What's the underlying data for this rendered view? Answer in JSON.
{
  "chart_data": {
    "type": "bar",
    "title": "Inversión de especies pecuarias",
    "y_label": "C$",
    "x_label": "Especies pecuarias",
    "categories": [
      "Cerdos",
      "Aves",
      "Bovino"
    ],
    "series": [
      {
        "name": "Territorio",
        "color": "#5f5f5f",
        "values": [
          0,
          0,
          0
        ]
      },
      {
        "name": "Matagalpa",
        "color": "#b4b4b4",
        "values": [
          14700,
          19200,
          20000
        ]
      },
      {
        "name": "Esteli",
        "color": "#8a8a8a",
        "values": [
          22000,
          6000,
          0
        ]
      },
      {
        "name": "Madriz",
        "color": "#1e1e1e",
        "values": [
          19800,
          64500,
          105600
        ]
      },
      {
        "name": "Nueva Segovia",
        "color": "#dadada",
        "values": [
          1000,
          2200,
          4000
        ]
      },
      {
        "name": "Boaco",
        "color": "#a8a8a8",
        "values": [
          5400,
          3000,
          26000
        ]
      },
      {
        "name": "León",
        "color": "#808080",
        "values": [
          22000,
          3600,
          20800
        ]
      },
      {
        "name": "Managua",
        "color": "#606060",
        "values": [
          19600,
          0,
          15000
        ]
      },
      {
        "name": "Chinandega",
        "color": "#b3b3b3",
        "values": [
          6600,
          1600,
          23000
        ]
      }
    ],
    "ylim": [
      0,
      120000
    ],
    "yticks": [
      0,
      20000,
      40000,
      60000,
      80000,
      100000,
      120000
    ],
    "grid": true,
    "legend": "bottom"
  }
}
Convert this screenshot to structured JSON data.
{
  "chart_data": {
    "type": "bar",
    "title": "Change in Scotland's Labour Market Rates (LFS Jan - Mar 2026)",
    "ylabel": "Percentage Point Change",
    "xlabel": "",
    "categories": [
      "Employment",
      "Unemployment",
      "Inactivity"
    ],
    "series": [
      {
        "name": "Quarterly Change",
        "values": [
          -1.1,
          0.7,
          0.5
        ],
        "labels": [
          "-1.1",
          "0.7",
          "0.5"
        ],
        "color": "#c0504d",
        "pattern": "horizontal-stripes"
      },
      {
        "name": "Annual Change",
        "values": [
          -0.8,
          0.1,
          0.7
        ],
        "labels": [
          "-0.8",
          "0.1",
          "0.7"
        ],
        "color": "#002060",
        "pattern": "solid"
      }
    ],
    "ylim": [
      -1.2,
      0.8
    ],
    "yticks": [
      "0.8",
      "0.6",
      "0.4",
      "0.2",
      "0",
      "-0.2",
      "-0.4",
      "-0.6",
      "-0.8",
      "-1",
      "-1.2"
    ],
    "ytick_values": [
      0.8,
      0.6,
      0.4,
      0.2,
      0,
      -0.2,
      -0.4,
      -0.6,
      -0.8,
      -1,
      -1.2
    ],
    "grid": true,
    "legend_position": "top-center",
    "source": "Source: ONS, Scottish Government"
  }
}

→ **Given exercise**: For each line in the data above that contains the string "this", extract the line.

→ **Task output**:
What's the underlying data for this rendered view? Answer in JSON.
Convert this screenshot to structured JSON data.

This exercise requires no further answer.